TASK DESCRIPTION. Transcribe all of the records precisely as they are presented.

Dataset excerpts
(begin)

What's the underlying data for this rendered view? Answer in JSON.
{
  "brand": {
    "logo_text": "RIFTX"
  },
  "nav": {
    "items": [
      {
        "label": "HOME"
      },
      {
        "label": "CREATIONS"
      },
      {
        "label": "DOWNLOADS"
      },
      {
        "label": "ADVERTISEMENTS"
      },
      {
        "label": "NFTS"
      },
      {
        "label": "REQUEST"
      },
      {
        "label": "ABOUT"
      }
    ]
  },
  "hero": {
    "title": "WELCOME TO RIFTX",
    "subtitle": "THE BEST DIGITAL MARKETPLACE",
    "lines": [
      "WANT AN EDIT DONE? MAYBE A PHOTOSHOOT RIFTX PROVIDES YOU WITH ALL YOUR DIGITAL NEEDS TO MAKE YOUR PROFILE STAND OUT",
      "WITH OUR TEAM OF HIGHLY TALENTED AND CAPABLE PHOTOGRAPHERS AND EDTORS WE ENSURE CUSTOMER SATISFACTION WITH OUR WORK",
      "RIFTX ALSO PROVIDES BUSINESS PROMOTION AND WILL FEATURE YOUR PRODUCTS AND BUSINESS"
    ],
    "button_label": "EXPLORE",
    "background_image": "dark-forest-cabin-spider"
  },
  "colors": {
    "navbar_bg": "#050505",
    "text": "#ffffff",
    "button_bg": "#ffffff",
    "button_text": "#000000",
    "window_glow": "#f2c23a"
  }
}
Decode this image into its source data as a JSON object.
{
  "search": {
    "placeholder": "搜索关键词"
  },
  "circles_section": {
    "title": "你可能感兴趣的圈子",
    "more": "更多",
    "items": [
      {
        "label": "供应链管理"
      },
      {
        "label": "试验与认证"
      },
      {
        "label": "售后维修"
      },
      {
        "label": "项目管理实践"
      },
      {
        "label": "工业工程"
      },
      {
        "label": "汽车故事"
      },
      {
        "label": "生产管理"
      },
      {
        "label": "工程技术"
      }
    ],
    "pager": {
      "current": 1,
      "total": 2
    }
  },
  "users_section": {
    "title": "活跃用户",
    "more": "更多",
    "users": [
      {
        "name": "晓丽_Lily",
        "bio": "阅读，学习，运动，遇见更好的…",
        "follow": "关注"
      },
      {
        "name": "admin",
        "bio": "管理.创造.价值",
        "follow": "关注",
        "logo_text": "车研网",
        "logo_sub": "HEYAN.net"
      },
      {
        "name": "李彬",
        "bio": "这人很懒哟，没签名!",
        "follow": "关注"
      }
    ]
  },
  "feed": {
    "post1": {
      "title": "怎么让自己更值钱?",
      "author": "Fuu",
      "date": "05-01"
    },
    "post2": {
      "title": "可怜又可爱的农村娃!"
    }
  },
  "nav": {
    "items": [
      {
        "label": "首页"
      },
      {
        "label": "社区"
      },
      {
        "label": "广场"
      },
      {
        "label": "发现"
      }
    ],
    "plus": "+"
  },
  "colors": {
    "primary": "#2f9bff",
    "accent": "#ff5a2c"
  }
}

(end)

ANSWER TO THIS PROBLEM.
What's the underlying data for this rendered view? Answer in JSON.
{
  "brand": {
    "logo_text": "RIFTX"
  },
  "nav": {
    "items": [
      {
        "label": "HOME"
      },
      {
        "label": "CREATIONS"
      },
      {
        "label": "DOWNLOADS"
      },
      {
        "label": "ADVERTISEMENTS"
      },
      {
        "label": "NFTS"
      },
      {
        "label": "REQUEST"
      },
      {
        "label": "ABOUT"
      }
    ]
  },
  "hero": {
    "title": "WELCOME TO RIFTX",
    "subtitle": "THE BEST DIGITAL MARKETPLACE",
    "lines": [
      "WANT AN EDIT DONE? MAYBE A PHOTOSHOOT RIFTX PROVIDES YOU WITH ALL YOUR DIGITAL NEEDS TO MAKE YOUR PROFILE STAND OUT",
      "WITH OUR TEAM OF HIGHLY TALENTED AND CAPABLE PHOTOGRAPHERS AND EDTORS WE ENSURE CUSTOMER SATISFACTION WITH OUR WORK",
      "RIFTX ALSO PROVIDES BUSINESS PROMOTION AND WILL FEATURE YOUR PRODUCTS AND BUSINESS"
    ],
    "button_label": "EXPLORE",
    "background_image": "dark-forest-cabin-spider"
  },
  "colors": {
    "navbar_bg": "#050505",
    "text": "#ffffff",
    "button_bg": "#ffffff",
    "button_text": "#000000",
    "window_glow": "#f2c23a"
  }
}
Decode this image into its source data as a JSON object.
{
  "search": {
    "placeholder": "搜索关键词"
  },
  "circles_section": {
    "title": "你可能感兴趣的圈子",
    "more": "更多",
    "items": [
      {
        "label": "供应链管理"
      },
      {
        "label": "试验与认证"
      },
      {
        "label": "售后维修"
      },
      {
        "label": "项目管理实践"
      },
      {
        "label": "工业工程"
      },
      {
        "label": "汽车故事"
      },
      {
        "label": "生产管理"
      },
      {
        "label": "工程技术"
      }
    ],
    "pager": {
      "current": 1,
      "total": 2
    }
  },
  "users_section": {
    "title": "活跃用户",
    "more": "更多",
    "users": [
      {
        "name": "晓丽_Lily",
        "bio": "阅读，学习，运动，遇见更好的…",
        "follow": "关注"
      },
      {
        "name": "admin",
        "bio": "管理.创造.价值",
        "follow": "关注",
        "logo_text": "车研网",
        "logo_sub": "HEYAN.net"
      },
      {
        "name": "李彬",
        "bio": "这人很懒哟，没签名!",
        "follow": "关注"
      }
    ]
  },
  "feed": {
    "post1": {
      "title": "怎么让自己更值钱?",
      "author": "Fuu",
      "date": "05-01"
    },
    "post2": {
      "title": "可怜又可爱的农村娃!"
    }
  },
  "nav": {
    "items": [
      {
        "label": "首页"
      },
      {
        "label": "社区"
      },
      {
        "label": "广场"
      },
      {
        "label": "发现"
      }
    ],
    "plus": "+"
  },
  "colors": {
    "primary": "#2f9bff",
    "accent": "#ff5a2c"
  }
}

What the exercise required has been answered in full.